WHAT IS EXPECTED
Copy the full set of lines exactly as given.

Records from a data source:
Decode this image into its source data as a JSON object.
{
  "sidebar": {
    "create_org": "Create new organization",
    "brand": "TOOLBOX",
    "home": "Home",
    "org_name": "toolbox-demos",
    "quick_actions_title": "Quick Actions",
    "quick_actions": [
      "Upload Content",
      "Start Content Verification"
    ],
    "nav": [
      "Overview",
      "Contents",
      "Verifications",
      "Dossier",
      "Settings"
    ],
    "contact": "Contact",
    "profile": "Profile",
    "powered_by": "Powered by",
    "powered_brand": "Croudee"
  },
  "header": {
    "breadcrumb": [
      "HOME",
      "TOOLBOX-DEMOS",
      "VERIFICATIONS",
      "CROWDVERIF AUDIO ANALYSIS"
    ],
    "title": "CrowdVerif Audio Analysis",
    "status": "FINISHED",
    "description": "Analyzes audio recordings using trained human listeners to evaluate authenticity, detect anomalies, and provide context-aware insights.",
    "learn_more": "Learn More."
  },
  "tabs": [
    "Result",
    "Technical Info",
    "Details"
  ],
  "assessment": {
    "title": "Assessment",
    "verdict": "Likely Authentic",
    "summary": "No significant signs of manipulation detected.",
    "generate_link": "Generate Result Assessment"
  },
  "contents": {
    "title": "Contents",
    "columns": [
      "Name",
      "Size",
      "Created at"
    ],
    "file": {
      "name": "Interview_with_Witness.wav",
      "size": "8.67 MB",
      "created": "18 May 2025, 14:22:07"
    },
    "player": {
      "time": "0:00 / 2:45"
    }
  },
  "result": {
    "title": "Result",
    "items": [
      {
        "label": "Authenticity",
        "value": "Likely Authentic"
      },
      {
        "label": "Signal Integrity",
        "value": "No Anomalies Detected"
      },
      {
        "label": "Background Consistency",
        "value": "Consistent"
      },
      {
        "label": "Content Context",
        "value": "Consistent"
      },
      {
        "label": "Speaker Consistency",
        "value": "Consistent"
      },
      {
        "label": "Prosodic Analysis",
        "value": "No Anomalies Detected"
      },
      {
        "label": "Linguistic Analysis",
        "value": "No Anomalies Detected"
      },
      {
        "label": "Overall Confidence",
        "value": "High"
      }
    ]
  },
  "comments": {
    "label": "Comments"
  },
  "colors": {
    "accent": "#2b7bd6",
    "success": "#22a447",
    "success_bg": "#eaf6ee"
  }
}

WRITTEN ANSWER
Decode this image into its source data as a JSON object.
{
  "sidebar": {
    "create_org": "Create new organization",
    "brand": "TOOLBOX",
    "home": "Home",
    "org_name": "toolbox-demos",
    "quick_actions_title": "Quick Actions",
    "quick_actions": [
      "Upload Content",
      "Start Content Verification"
    ],
    "nav": [
      "Overview",
      "Contents",
      "Verifications",
      "Dossier",
      "Settings"
    ],
    "contact": "Contact",
    "profile": "Profile",
    "powered_by": "Powered by",
    "powered_brand": "Croudee"
  },
  "header": {
    "breadcrumb": [
      "HOME",
      "TOOLBOX-DEMOS",
      "VERIFICATIONS",
      "CROWDVERIF AUDIO ANALYSIS"
    ],
    "title": "CrowdVerif Audio Analysis",
    "status": "FINISHED",
    "description": "Analyzes audio recordings using trained human listeners to evaluate authenticity, detect anomalies, and provide context-aware insights.",
    "learn_more": "Learn More."
  },
  "tabs": [
    "Result",
    "Technical Info",
    "Details"
  ],
  "assessment": {
    "title": "Assessment",
    "verdict": "Likely Authentic",
    "summary": "No significant signs of manipulation detected.",
    "generate_link": "Generate Result Assessment"
  },
  "contents": {
    "title": "Contents",
    "columns": [
      "Name",
      "Size",
      "Created at"
    ],
    "file": {
      "name": "Interview_with_Witness.wav",
      "size": "8.67 MB",
      "created": "18 May 2025, 14:22:07"
    },
    "player": {
      "time": "0:00 / 2:45"
    }
  },
  "result": {
    "title": "Result",
    "items": [
      {
        "label": "Authenticity",
        "value": "Likely Authentic"
      },
      {
        "label": "Signal Integrity",
        "value": "No Anomalies Detected"
      },
      {
        "label": "Background Consistency",
        "value": "Consistent"
      },
      {
        "label": "Content Context",
        "value": "Consistent"
      },
      {
        "label": "Speaker Consistency",
        "value": "Consistent"
      },
      {
        "label": "Prosodic Analysis",
        "value": "No Anomalies Detected"
      },
      {
        "label": "Linguistic Analysis",
        "value": "No Anomalies Detected"
      },
      {
        "label": "Overall Confidence",
        "value": "High"
      }
    ]
  },
  "comments": {
    "label": "Comments"
  },
  "colors": {
    "accent": "#2b7bd6",
    "success": "#22a447",
    "success_bg": "#eaf6ee"
  }
}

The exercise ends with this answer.